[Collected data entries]
--------------------------------

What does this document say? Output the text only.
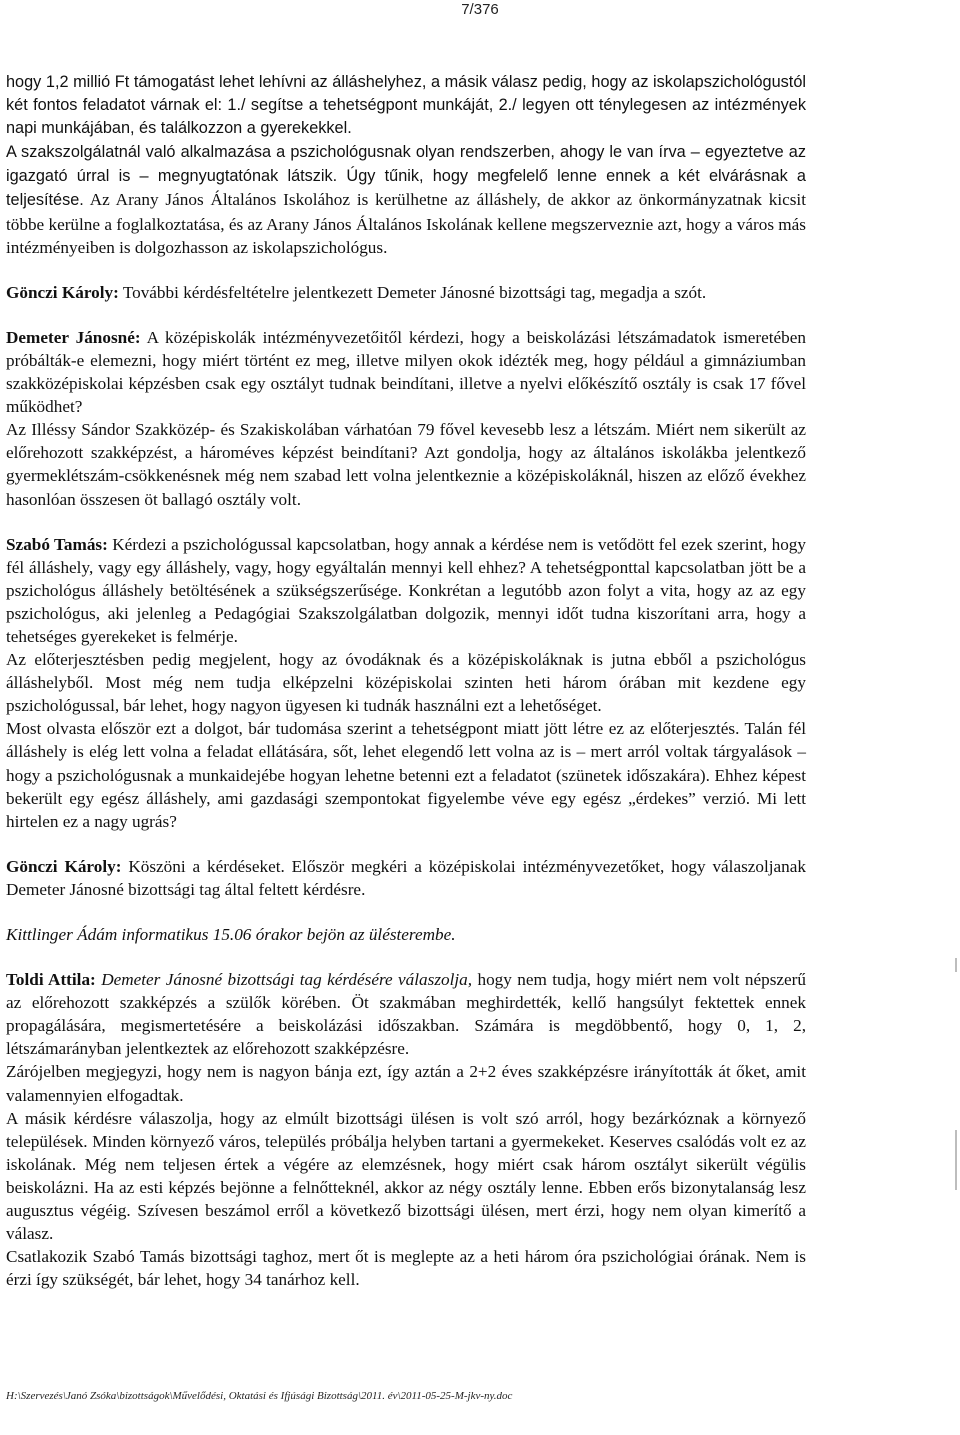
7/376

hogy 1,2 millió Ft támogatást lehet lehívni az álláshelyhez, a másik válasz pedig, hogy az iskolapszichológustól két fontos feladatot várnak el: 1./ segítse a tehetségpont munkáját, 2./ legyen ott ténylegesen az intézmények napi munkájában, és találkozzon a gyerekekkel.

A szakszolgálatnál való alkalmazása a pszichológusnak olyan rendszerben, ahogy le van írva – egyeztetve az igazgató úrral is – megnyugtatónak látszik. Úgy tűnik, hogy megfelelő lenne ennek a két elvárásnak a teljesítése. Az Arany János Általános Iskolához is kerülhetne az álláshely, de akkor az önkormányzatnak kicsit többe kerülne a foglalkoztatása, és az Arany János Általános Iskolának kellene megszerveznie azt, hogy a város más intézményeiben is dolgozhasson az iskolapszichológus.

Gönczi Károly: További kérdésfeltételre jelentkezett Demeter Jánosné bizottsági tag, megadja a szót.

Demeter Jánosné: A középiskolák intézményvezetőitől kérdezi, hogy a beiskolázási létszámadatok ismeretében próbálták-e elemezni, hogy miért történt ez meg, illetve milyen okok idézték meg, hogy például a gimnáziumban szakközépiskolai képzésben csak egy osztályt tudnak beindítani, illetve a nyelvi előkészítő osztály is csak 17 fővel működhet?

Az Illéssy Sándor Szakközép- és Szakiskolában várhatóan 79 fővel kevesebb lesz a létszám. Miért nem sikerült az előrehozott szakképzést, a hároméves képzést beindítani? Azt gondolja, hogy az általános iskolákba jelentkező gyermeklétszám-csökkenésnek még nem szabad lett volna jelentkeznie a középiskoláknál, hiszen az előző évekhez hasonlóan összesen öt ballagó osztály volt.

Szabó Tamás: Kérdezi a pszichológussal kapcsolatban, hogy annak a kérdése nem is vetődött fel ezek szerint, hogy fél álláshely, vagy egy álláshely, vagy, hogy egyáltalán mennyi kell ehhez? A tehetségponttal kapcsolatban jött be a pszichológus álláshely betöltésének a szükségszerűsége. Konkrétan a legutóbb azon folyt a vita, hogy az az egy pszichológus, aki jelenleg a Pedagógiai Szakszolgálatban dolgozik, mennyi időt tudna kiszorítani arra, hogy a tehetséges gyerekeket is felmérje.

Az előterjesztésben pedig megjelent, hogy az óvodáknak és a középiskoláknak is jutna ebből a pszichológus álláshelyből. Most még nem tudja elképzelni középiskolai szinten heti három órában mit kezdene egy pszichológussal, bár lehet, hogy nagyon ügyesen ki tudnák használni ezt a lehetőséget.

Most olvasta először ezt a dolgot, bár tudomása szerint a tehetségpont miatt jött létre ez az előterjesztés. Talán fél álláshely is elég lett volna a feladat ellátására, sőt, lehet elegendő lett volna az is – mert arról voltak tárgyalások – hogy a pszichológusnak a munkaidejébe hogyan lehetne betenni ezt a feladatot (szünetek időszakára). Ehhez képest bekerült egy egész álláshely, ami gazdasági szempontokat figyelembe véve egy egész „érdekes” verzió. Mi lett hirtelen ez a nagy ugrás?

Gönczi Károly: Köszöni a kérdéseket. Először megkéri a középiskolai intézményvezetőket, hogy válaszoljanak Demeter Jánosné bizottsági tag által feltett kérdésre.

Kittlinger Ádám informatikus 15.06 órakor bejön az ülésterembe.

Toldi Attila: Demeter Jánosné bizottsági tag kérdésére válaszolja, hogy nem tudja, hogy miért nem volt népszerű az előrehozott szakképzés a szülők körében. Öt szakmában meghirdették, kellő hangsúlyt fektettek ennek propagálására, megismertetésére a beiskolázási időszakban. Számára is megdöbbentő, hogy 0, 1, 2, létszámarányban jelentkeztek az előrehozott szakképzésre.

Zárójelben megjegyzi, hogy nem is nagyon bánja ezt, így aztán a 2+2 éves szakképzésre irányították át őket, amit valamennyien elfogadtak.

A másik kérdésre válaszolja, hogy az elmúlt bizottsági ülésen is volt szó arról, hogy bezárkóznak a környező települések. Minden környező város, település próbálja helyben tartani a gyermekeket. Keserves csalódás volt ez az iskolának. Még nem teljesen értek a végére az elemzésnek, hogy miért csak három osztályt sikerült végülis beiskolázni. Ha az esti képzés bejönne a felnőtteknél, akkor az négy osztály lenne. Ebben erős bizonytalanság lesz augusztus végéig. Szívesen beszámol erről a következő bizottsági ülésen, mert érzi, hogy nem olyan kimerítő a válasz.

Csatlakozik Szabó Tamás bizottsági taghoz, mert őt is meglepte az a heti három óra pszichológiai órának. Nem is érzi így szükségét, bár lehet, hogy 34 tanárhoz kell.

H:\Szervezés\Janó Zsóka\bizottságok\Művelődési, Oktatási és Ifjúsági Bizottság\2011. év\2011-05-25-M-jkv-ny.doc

--------------------------------

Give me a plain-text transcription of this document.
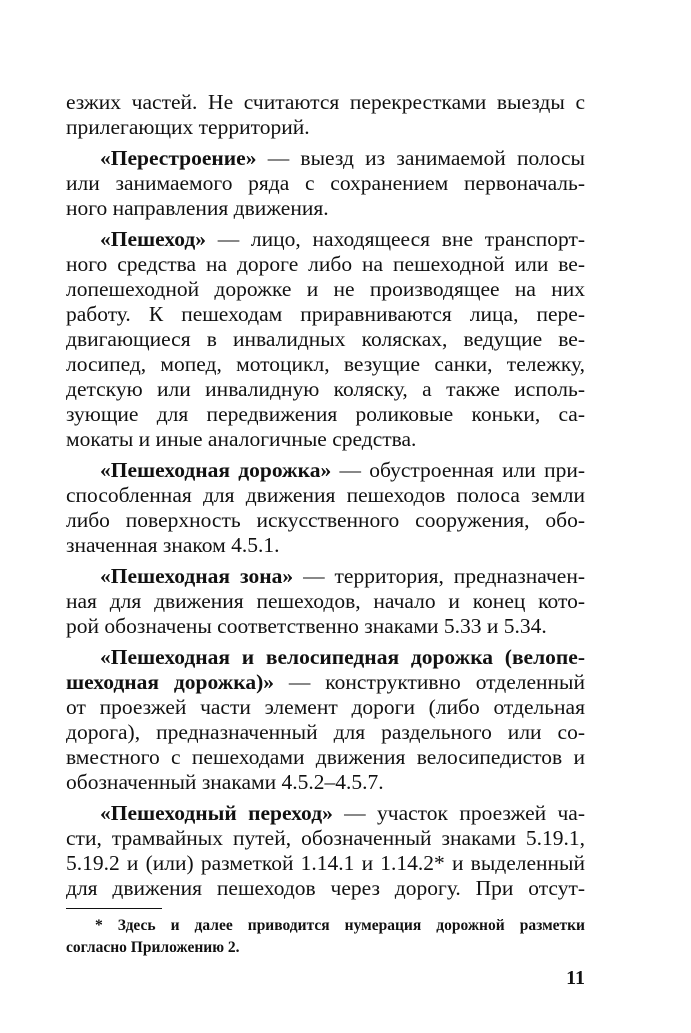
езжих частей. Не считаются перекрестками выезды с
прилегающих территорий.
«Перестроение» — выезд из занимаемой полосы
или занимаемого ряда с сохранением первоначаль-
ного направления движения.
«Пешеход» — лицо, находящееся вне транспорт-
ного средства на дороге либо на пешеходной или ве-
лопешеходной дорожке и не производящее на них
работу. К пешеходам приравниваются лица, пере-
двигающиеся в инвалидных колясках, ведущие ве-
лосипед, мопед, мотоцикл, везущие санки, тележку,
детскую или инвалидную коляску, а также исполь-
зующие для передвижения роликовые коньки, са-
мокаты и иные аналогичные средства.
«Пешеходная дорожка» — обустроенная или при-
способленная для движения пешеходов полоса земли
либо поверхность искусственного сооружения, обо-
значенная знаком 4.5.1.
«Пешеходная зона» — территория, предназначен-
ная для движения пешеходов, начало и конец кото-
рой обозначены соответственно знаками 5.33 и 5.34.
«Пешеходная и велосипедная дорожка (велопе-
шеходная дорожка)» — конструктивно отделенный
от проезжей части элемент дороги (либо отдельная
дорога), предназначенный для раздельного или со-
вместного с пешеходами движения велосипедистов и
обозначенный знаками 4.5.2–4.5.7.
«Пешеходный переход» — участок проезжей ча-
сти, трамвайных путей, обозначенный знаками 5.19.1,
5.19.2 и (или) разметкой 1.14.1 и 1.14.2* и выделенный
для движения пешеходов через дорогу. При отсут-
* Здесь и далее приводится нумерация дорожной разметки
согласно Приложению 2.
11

--------------------------------

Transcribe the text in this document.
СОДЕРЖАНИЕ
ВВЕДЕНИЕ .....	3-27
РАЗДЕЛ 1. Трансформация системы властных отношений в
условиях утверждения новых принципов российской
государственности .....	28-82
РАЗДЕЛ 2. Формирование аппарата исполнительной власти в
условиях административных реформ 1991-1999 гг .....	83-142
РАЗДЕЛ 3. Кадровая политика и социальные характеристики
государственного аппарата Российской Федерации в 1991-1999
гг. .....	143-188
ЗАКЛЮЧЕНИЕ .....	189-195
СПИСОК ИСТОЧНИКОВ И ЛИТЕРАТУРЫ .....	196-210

--------------------------------

**EXERCISE DIRECTIONS:**
From the entries above, copy every line that holds the word "document".

**SOLUTION:**
What does this document say? Output the text only.
Give me a plain-text transcription of this document.
Transcribe the text in this document.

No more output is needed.